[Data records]
================================

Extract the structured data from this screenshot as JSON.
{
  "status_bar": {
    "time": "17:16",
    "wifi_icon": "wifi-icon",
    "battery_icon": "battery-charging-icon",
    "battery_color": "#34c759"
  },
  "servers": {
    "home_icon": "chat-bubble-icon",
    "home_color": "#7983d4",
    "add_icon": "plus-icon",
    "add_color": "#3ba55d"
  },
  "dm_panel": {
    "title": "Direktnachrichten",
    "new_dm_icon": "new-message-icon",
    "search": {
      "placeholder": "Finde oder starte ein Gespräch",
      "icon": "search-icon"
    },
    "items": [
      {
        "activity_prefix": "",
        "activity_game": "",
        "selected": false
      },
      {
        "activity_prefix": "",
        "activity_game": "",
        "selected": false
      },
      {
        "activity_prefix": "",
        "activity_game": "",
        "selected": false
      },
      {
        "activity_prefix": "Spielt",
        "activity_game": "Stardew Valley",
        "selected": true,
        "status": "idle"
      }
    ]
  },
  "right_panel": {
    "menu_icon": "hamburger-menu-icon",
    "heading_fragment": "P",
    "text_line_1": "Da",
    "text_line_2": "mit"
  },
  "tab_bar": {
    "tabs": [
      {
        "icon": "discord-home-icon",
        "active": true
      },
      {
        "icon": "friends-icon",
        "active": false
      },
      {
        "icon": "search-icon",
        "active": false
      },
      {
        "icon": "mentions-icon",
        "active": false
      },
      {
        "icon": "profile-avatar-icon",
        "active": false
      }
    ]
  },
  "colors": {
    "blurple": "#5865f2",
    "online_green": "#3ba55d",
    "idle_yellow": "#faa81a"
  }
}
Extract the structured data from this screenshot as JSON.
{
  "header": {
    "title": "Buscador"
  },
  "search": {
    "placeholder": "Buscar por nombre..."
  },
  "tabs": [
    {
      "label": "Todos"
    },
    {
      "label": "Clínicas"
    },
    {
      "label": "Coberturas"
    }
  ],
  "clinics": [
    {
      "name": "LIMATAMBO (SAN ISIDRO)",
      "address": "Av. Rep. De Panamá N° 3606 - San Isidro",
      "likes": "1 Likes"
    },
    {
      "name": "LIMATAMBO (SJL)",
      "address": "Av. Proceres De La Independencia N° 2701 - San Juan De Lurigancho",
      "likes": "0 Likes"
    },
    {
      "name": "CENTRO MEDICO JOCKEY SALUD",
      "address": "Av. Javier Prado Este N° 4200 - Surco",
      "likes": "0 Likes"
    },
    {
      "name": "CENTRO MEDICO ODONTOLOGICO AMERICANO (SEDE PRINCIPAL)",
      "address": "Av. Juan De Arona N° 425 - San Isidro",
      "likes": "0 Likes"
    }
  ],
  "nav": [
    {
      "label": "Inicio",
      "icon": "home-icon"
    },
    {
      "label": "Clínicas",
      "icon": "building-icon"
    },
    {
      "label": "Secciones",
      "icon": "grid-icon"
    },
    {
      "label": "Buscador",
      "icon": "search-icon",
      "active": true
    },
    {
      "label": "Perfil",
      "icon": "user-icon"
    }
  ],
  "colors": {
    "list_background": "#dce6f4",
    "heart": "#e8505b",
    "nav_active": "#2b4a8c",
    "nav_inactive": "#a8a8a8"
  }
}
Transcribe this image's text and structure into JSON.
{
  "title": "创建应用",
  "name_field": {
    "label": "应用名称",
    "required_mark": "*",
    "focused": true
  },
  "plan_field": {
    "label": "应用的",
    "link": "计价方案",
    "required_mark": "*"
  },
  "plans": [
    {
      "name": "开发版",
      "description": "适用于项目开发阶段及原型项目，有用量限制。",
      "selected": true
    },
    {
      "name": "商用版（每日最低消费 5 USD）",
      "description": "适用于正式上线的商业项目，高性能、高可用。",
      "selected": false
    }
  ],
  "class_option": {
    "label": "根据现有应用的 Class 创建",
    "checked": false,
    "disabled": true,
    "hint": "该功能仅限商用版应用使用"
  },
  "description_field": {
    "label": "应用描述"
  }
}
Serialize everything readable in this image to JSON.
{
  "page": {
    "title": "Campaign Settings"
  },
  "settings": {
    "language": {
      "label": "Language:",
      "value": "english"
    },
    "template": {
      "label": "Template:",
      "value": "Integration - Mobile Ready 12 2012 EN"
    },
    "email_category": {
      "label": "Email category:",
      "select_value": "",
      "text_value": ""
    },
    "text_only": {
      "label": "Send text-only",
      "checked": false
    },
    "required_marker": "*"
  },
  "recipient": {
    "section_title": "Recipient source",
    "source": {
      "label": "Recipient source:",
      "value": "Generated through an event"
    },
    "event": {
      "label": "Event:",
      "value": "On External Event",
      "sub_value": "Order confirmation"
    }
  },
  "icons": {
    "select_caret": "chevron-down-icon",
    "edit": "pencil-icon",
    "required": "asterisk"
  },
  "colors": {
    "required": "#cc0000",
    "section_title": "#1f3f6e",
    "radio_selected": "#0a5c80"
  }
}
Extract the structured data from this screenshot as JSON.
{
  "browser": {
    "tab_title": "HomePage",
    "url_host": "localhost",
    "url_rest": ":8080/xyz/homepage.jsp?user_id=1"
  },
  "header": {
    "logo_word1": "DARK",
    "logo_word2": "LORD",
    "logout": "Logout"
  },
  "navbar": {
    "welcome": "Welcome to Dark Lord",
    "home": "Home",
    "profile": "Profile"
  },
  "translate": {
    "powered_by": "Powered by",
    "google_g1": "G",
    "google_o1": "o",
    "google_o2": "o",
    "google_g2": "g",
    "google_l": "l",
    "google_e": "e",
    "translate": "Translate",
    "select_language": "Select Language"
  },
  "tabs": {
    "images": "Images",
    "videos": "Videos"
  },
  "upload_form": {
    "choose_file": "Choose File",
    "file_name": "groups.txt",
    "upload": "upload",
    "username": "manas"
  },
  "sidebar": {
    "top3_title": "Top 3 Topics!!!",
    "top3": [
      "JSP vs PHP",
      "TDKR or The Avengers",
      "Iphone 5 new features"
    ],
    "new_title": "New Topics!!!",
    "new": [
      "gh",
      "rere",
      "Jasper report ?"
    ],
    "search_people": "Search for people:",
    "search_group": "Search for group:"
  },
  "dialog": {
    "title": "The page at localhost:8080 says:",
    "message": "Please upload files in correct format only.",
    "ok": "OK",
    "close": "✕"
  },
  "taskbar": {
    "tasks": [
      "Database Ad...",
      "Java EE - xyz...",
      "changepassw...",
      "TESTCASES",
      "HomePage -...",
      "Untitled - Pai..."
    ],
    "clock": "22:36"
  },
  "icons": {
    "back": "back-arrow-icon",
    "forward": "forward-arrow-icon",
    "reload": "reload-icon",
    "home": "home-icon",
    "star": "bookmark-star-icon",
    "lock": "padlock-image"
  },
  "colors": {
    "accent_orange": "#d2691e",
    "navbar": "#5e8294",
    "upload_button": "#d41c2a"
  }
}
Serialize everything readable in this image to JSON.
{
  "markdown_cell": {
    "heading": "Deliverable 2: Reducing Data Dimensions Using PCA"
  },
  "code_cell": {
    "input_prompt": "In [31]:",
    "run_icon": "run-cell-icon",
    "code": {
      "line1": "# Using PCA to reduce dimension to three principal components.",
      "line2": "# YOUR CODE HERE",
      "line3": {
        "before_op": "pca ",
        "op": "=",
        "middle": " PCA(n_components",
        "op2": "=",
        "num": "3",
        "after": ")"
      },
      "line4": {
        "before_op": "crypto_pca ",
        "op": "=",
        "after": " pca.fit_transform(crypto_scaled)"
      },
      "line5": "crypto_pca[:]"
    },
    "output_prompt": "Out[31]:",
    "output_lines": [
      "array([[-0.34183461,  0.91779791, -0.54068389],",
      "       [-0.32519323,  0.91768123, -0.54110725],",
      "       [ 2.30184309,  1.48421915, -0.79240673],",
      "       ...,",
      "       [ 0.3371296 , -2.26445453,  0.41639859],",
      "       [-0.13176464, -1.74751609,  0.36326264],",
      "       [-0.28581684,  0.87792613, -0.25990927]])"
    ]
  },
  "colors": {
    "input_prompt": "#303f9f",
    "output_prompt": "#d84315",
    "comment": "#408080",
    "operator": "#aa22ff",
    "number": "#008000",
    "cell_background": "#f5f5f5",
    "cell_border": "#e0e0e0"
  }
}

================================

Search the data for "Using". Copy every line that has it.

**RESULT OF THE EXERCISE:**
    "heading": "Deliverable 2: Reducing Data Dimensions Using PCA"
      "line1": "# Using PCA to reduce dimension to three principal components.",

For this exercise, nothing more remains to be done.